Rewrite only the material starting at the line that contains "watermark: Brd24.com bbox=[550, 489, 664, 514]" and ending at the line that contains "category-label: Грайворонская bbox=[54, 76, 158, 93]". Put "candidate-label" wherever "category-label" appears and leave everything else unchanged.
⁂
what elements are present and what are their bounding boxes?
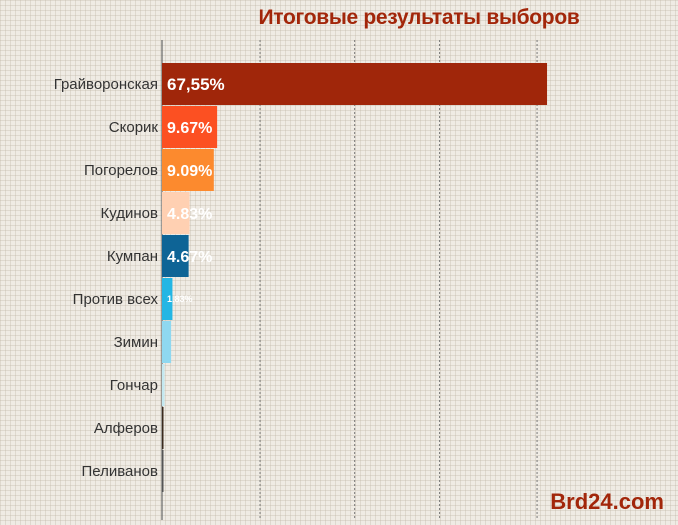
watermark: Brd24.com bbox=[550, 489, 664, 514]
category-label: Против всех bbox=[73, 291, 159, 308]
bar bbox=[162, 364, 165, 406]
bars: 67,55% 9.67% 9.09% 4.83% 4.67% 1.83% bbox=[162, 63, 548, 492]
category-label: Грайворонская bbox=[54, 76, 158, 93]
category-labels: Грайворонская Скорик Погорелов Кудинов Кумпа… bbox=[54, 76, 159, 480]
bar bbox=[162, 407, 164, 449]
category-label: Кумпан bbox=[107, 248, 158, 265]
category-label: Гончар bbox=[110, 377, 158, 394]
chart-title: Итоговые результаты выборов bbox=[258, 6, 580, 29]
value-label: 1.83% bbox=[167, 294, 193, 304]
category-label: Зимин bbox=[114, 334, 158, 351]
category-label: Скорик bbox=[109, 119, 159, 136]
category-label: Кудинов bbox=[101, 205, 158, 222]
bar bbox=[162, 63, 548, 105]
bar bbox=[162, 106, 218, 148]
value-label: 4.83% bbox=[167, 206, 212, 223]
bar bbox=[162, 321, 172, 363]
bar bbox=[162, 450, 164, 492]
value-label: 67,55% bbox=[167, 75, 225, 94]
bar bbox=[162, 278, 173, 320]
bar bbox=[162, 235, 189, 277]
category-label: Погорелов bbox=[84, 162, 158, 179]
value-label: 9.09% bbox=[167, 163, 212, 180]
value-label: 9.67% bbox=[167, 120, 212, 137]
grid-lines bbox=[161, 40, 538, 520]
category-label: Пеливанов bbox=[82, 463, 159, 480]
category-label: Алферов bbox=[94, 420, 158, 437]
bar bbox=[162, 192, 190, 234]
bar bbox=[162, 149, 214, 191]
value-label: 4.67% bbox=[167, 249, 212, 266]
⁂
▶ **WRITTEN ANSWER**:
watermark: Brd24.com bbox=[550, 489, 664, 514]
candidate-label: Против всех bbox=[73, 291, 159, 308]
bar bbox=[162, 364, 165, 406]
bars: 67,55% 9.67% 9.09% 4.83% 4.67% 1.83% bbox=[162, 63, 548, 492]
candidate-label: Грайворонская bbox=[54, 76, 158, 93]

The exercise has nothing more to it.